• [摘录]:
代码生成器 `GraphExecutorCodegen`#

图执行器的代码生成器，生成包含 Graph JSON、模块和模块的参数。

@dataclass
class LoweredOutput:
    graph_json: str
    lowered_funcs: dict[str, tvm.IRModule]
    external_mods: list[tvm.IRModule]
    params: dict[str, tvm.runtime.NDArray]


@dataclass
class GraphExecutorCodegen:
    mod: tvm.runtime.Module
    targets: list[tvm.target.Target]

    def GetStorageInfo(self, expr) -> "tvm.relay.backend.StorageInfo":
        """获取单个表达式的存储信息"""
        ...

    def Codegen(self, mod: tvm.IRModule,
                func: relay.Function,
                mod_name: str) -> "tvm.relay.backend.LoweredOutput":
        """
        1. lowering 前需要规划内存并更新 workspace 大小
        2. 获取 lowered_main_func
        3. 将所有参数转换为输入节点。
        4. 收集外部代码生成的任何运行时模块。
        5. 收集外部代码提取的任何常量。
        6. 收集在 lowering 过程中提取的任何常数。
        7. 按目标分隔模块中的函数
        8. 需要保存 Graph Json 到输出
        """

• [题目 1]:
输出代码生成器摘录中的一段原文，从含有“def GetStorageInfo(self, expr)”的词句开始，到“3. 将所有参数转换为输入节点。”为止，一字不改。
• [题目 2]:
将列表中从开头起到含有“List every element”的那一行（含该行）里的“note-item”改为“note-entry”，其余内容保持不变。只给出这些行，并略去其中的图片。

• [提取材料]:
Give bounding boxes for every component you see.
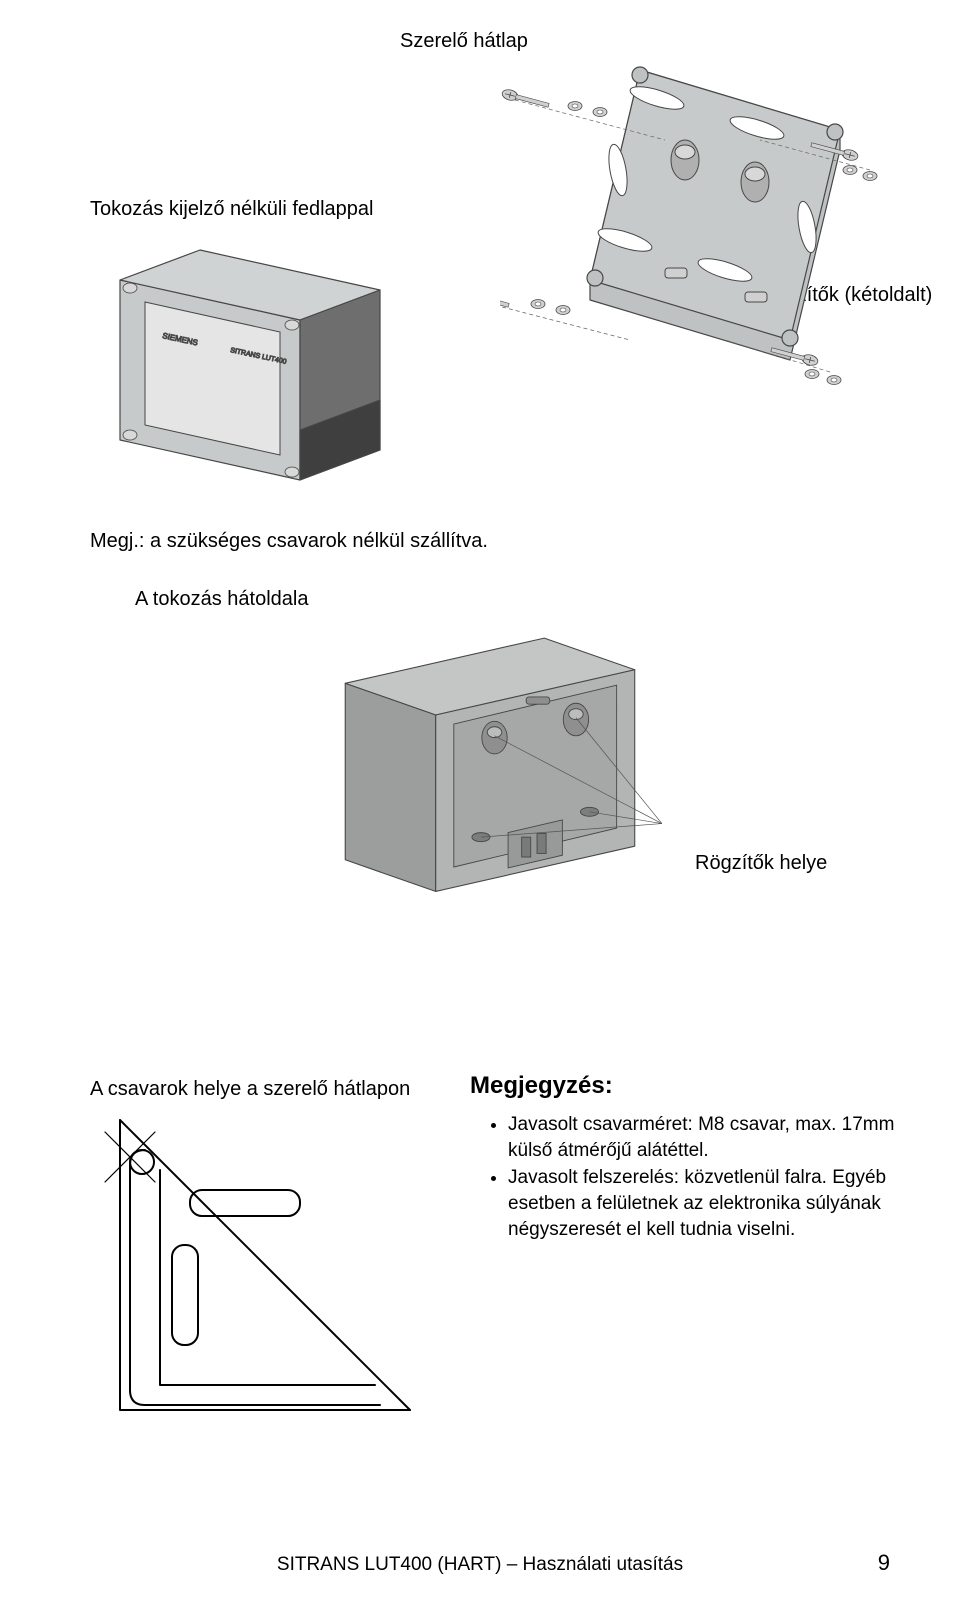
illustration-enclosure-back [300,620,680,960]
notes-list: Javasolt csavarméret: M8 csavar, max. 17… [490,1112,908,1244]
note-item: Javasolt felszerelés: közvetlenül falra.… [508,1165,908,1242]
label-enclosure-blank-lid: Tokozás kijelző nélküli fedlappal [90,198,374,221]
page-number: 9 [878,1550,890,1576]
notes-heading: Megjegyzés: [470,1072,613,1100]
footer-doc-title: SITRANS LUT400 (HART) – Használati utasí… [0,1554,960,1576]
label-enclosure-backside: A tokozás hátoldala [135,588,308,611]
note-item: Javasolt csavarméret: M8 csavar, max. 17… [508,1112,908,1163]
label-fastener-locations: Rögzítők helye [695,852,827,875]
illustration-plate-corner [100,1110,430,1430]
note-shipped-without-screws: Megj.: a szükséges csavarok nélkül száll… [90,530,488,553]
illustration-mounting-plate [500,40,880,410]
page: Szerelő hátlap Tokozás kijelző nélküli f… [0,0,960,1604]
illustration-enclosure: SIEMENS SITRANS LUT400 [90,230,400,520]
label-screw-positions: A csavarok helye a szerelő hátlapon [90,1078,410,1101]
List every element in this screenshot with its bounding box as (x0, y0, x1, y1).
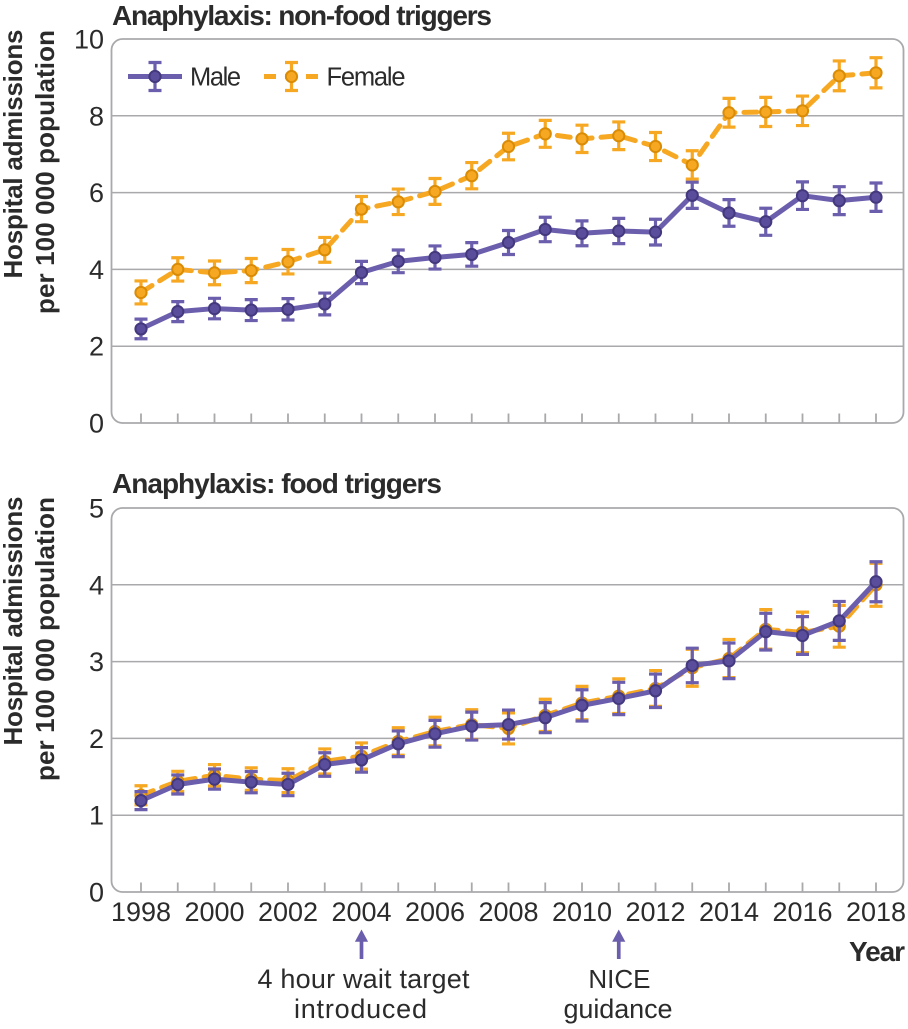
svg-text:introduced: introduced (294, 994, 427, 1024)
svg-text:4: 4 (89, 570, 104, 600)
svg-text:2012: 2012 (625, 897, 685, 927)
svg-text:4 hour wait target: 4 hour wait target (258, 964, 470, 994)
svg-text:8: 8 (89, 101, 104, 131)
svg-text:1: 1 (89, 801, 104, 831)
svg-text:NICE: NICE (588, 964, 650, 994)
svg-text:2000: 2000 (184, 897, 244, 927)
svg-text:2: 2 (89, 332, 104, 362)
svg-text:0: 0 (89, 409, 104, 439)
svg-text:1998: 1998 (111, 897, 171, 927)
svg-text:4: 4 (89, 255, 104, 285)
svg-text:10: 10 (74, 25, 104, 55)
svg-text:2010: 2010 (552, 897, 612, 927)
svg-text:2002: 2002 (258, 897, 318, 927)
svg-text:2018: 2018 (846, 897, 906, 927)
svg-text:2: 2 (89, 724, 104, 754)
svg-text:6: 6 (89, 178, 104, 208)
svg-text:5: 5 (89, 494, 104, 524)
svg-text:Female: Female (327, 64, 406, 92)
svg-text:Year: Year (849, 936, 905, 967)
svg-text:Anaphylaxis: non-food triggers: Anaphylaxis: non-food triggers (112, 0, 492, 31)
svg-text:per 100 000 population: per 100 000 population (30, 497, 60, 781)
svg-text:2006: 2006 (405, 897, 465, 927)
svg-text:0: 0 (89, 878, 104, 908)
svg-text:Anaphylaxis: food triggers: Anaphylaxis: food triggers (112, 468, 442, 499)
svg-text:2016: 2016 (772, 897, 832, 927)
svg-text:2014: 2014 (699, 897, 759, 927)
svg-text:guidance: guidance (564, 994, 673, 1024)
svg-text:2008: 2008 (478, 897, 538, 927)
svg-text:2004: 2004 (331, 897, 391, 927)
svg-text:Male: Male (190, 64, 241, 92)
svg-text:Hospital admissions: Hospital admissions (0, 497, 28, 746)
svg-text:per 100 000 population: per 100 000 population (30, 30, 60, 314)
svg-text:Hospital admissions: Hospital admissions (0, 30, 28, 279)
svg-text:3: 3 (89, 647, 104, 677)
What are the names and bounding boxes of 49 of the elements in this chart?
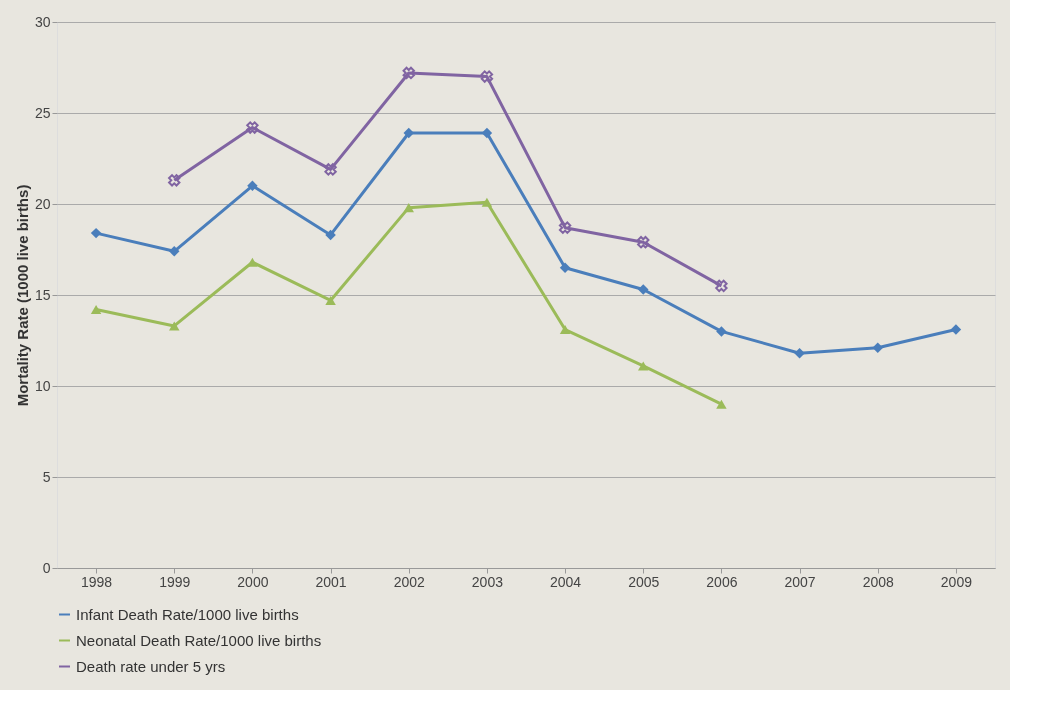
x-tick-label: 1999 bbox=[159, 573, 191, 590]
point bbox=[481, 197, 493, 207]
point bbox=[90, 305, 102, 315]
x-tick-label: 2001 bbox=[315, 573, 347, 590]
point bbox=[638, 284, 649, 295]
y-tick-label: 0 bbox=[42, 559, 51, 576]
y-tick-label: 20 bbox=[34, 195, 51, 212]
point bbox=[872, 342, 883, 354]
point bbox=[559, 262, 571, 273]
point bbox=[950, 324, 962, 335]
point bbox=[403, 203, 414, 213]
point bbox=[247, 180, 258, 192]
point bbox=[324, 163, 337, 176]
legend-label: Death rate under 5 yrs bbox=[76, 657, 226, 675]
point bbox=[169, 246, 180, 257]
x-tick-label: 2007 bbox=[784, 573, 816, 590]
x-tick-label: 2008 bbox=[862, 573, 895, 590]
point bbox=[325, 229, 336, 241]
point bbox=[716, 399, 727, 409]
y-tick-label: 30 bbox=[34, 13, 51, 30]
legend-label: Infant Death Rate/1000 live births bbox=[76, 605, 299, 623]
point bbox=[716, 326, 727, 337]
x-tick-label: 1998 bbox=[81, 573, 113, 590]
x-tick-label: 2009 bbox=[940, 573, 973, 590]
point bbox=[168, 174, 181, 187]
point bbox=[480, 70, 494, 83]
point bbox=[715, 279, 728, 293]
x-tick-label: 2004 bbox=[550, 573, 582, 590]
point bbox=[794, 348, 805, 359]
point bbox=[559, 325, 571, 335]
point bbox=[246, 121, 259, 134]
point bbox=[402, 66, 415, 80]
x-tick-label: 2006 bbox=[706, 573, 738, 590]
x-tick-label: 2003 bbox=[471, 573, 504, 590]
point bbox=[558, 221, 572, 234]
x-tick-label: 2000 bbox=[237, 573, 269, 590]
y-tick-label: 15 bbox=[34, 286, 51, 303]
point bbox=[403, 127, 414, 139]
point bbox=[90, 227, 102, 239]
point bbox=[325, 295, 336, 305]
legend-label: Neonatal Death Rate/1000 live births bbox=[76, 631, 322, 649]
y-tick-label: 10 bbox=[34, 377, 51, 394]
x-tick-label: 2005 bbox=[628, 573, 660, 590]
point bbox=[637, 236, 650, 249]
y-tick-label: 25 bbox=[34, 104, 51, 121]
point bbox=[638, 361, 649, 371]
x-tick-label: 2002 bbox=[393, 573, 426, 590]
y-axis-title: Mortality Rate (1000 live births) bbox=[13, 184, 31, 407]
y-tick-label: 5 bbox=[42, 468, 51, 485]
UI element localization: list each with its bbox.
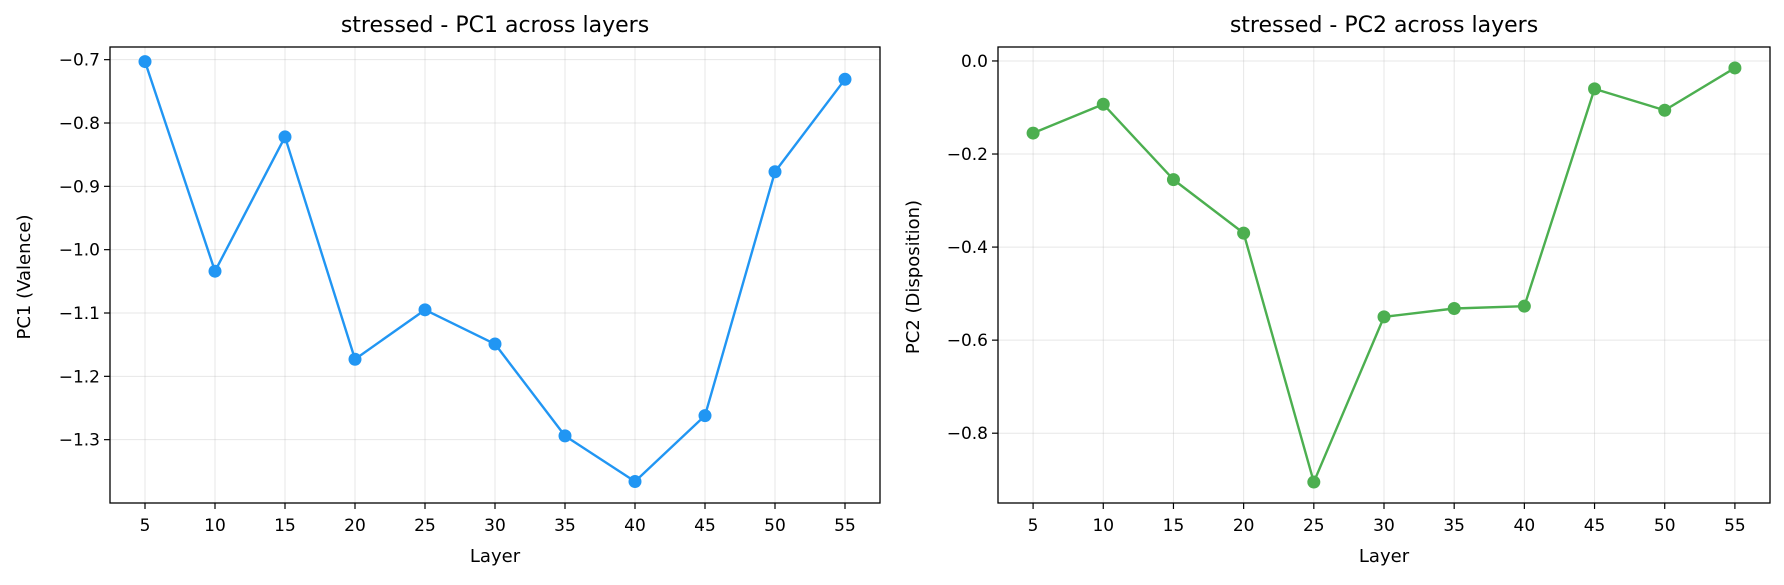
x-tick-label: 45 bbox=[1584, 516, 1606, 536]
plot-frame bbox=[997, 46, 1771, 504]
x-tick-label: 15 bbox=[274, 516, 296, 536]
data-point bbox=[1166, 173, 1180, 187]
y-axis-label: PC1 (Valence) bbox=[14, 214, 35, 339]
data-point bbox=[1377, 310, 1391, 324]
x-tick-label: 35 bbox=[1443, 516, 1465, 536]
y-tick-label: −0.2 bbox=[947, 145, 988, 165]
x-tick-label: 25 bbox=[414, 516, 436, 536]
data-point bbox=[1658, 103, 1672, 117]
x-axis-label: Layer bbox=[1359, 546, 1410, 567]
x-tick-label: 50 bbox=[764, 516, 786, 536]
x-tick-label: 40 bbox=[624, 516, 646, 536]
x-tick-label: 55 bbox=[834, 516, 856, 536]
data-point bbox=[1517, 299, 1531, 313]
data-point bbox=[1026, 126, 1040, 140]
data-point bbox=[348, 352, 362, 366]
data-point bbox=[1588, 82, 1602, 96]
x-tick-label: 30 bbox=[1373, 516, 1395, 536]
series bbox=[1026, 61, 1742, 489]
y-tick-label: −1.2 bbox=[59, 367, 100, 387]
grid bbox=[998, 47, 1770, 503]
x-tick-label: 45 bbox=[694, 516, 716, 536]
plot-frame bbox=[109, 46, 881, 504]
y-tick-label: −1.0 bbox=[59, 241, 100, 261]
x-tick-label: 50 bbox=[1654, 516, 1676, 536]
y-axis: −0.7 −0.8 −0.9 −1.0 −1.1 −1.2 −1.3 bbox=[59, 51, 110, 451]
y-tick-label: −0.4 bbox=[947, 238, 988, 258]
x-axis: 5 10 15 20 25 30 35 40 45 50 55 bbox=[1028, 503, 1746, 536]
data-point bbox=[208, 264, 222, 278]
data-point bbox=[1096, 97, 1110, 111]
x-tick-label: 55 bbox=[1724, 516, 1746, 536]
data-point bbox=[1447, 302, 1461, 316]
data-point bbox=[698, 409, 712, 423]
series bbox=[138, 55, 852, 488]
y-tick-label: −1.3 bbox=[59, 431, 100, 451]
data-point bbox=[1237, 226, 1251, 240]
x-tick-label: 20 bbox=[1233, 516, 1255, 536]
y-tick-label: −0.6 bbox=[947, 331, 988, 351]
y-tick-label: −0.9 bbox=[59, 177, 100, 197]
x-tick-label: 10 bbox=[204, 516, 226, 536]
y-tick-label: −1.1 bbox=[59, 304, 100, 324]
data-point bbox=[1307, 475, 1321, 489]
x-tick-label: 25 bbox=[1303, 516, 1325, 536]
x-tick-label: 10 bbox=[1092, 516, 1114, 536]
x-tick-label: 5 bbox=[140, 516, 151, 536]
x-tick-label: 40 bbox=[1514, 516, 1536, 536]
y-tick-label: −0.8 bbox=[947, 424, 988, 444]
x-tick-label: 20 bbox=[344, 516, 366, 536]
chart-title: stressed - PC2 across layers bbox=[1230, 13, 1538, 38]
x-axis: 5 10 15 20 25 30 35 40 45 50 55 bbox=[140, 503, 856, 536]
data-point bbox=[838, 72, 852, 86]
chart-title: stressed - PC1 across layers bbox=[341, 13, 649, 38]
y-axis-label: PC2 (Disposition) bbox=[903, 200, 924, 354]
y-tick-label: −0.7 bbox=[59, 51, 100, 71]
data-point bbox=[488, 337, 502, 351]
grid bbox=[110, 47, 880, 503]
x-tick-label: 35 bbox=[554, 516, 576, 536]
y-tick-label: 0.0 bbox=[961, 52, 988, 72]
data-point bbox=[1728, 61, 1742, 75]
y-tick-label: −0.8 bbox=[59, 114, 100, 134]
y-axis: 0.0 −0.2 −0.4 −0.6 −0.8 bbox=[947, 52, 998, 444]
panel-pc1: stressed - PC1 across layers Layer PC1 (… bbox=[14, 13, 881, 567]
x-tick-label: 5 bbox=[1028, 516, 1039, 536]
panel-pc2: stressed - PC2 across layers Layer PC2 (… bbox=[903, 13, 1771, 567]
x-tick-label: 15 bbox=[1163, 516, 1185, 536]
data-point bbox=[278, 130, 292, 144]
x-axis-label: Layer bbox=[470, 546, 521, 567]
data-point bbox=[418, 303, 432, 317]
data-point bbox=[558, 429, 572, 443]
data-point bbox=[628, 474, 642, 488]
data-point bbox=[768, 165, 782, 179]
data-point bbox=[138, 55, 152, 69]
x-tick-label: 30 bbox=[484, 516, 506, 536]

• [正确输出 1]:
def GetStorageInfo(self, expr) -> "tvm.relay.backend.StorageInfo":
        """获取单个表达式的存储信息"""
        ...

    def Codegen(self, mod: tvm.IRModule,
                func: relay.Function,
                mod_name: str) -> "tvm.relay.backend.LoweredOutput":
        """
        1. lowering 前需要规划内存并更新 workspace 大小
        2. 获取 lowered_main_func
        3. 将所有参数转换为输入节点。

• [正确输出 2]:
Give bounding boxes for every component you see.
illustration-enclosure-back [300,620,680,960]
notes-list: Javasolt csavarméret: M8 csavar, max. 17… [490,1112,908,1244]
note-entry: Javasolt felszerelés: közvetlenül falra.… [508,1165,908,1242]
label-enclosure-blank-lid: Tokozás kijelző nélküli fedlappal [90,198,374,221]
page-number: 9 [878,1550,890,1576]
notes-heading: Megjegyzés: [470,1072,613,1100]
footer-doc-title: SITRANS LUT400 (HART) – Használati utasí… [0,1554,960,1576]
label-enclosure-backside: A tokozás hátoldala [135,588,308,611]
note-entry: Javasolt csavarméret: M8 csavar, max. 17… [508,1112,908,1163]
label-fastener-locations: Rögzítők helye [695,852,827,875]
illustration-plate-corner [100,1110,430,1430]
note-shipped-without-screws: Megj.: a szükséges csavarok nélkül száll… [90,530,488,553]
illustration-mounting-plate [500,40,880,410]
page: Szerelő hátlap Tokozás kijelző nélküli f… [0,0,960,1604]
illustration-enclosure: SIEMENS SITRANS LUT400 [90,230,400,520]
label-screw-positions: A csavarok helye a szerelő hátlapon [90,1078,410,1101]
List every element in this screenshot with its bounding box as (x0, y0, x1, y1).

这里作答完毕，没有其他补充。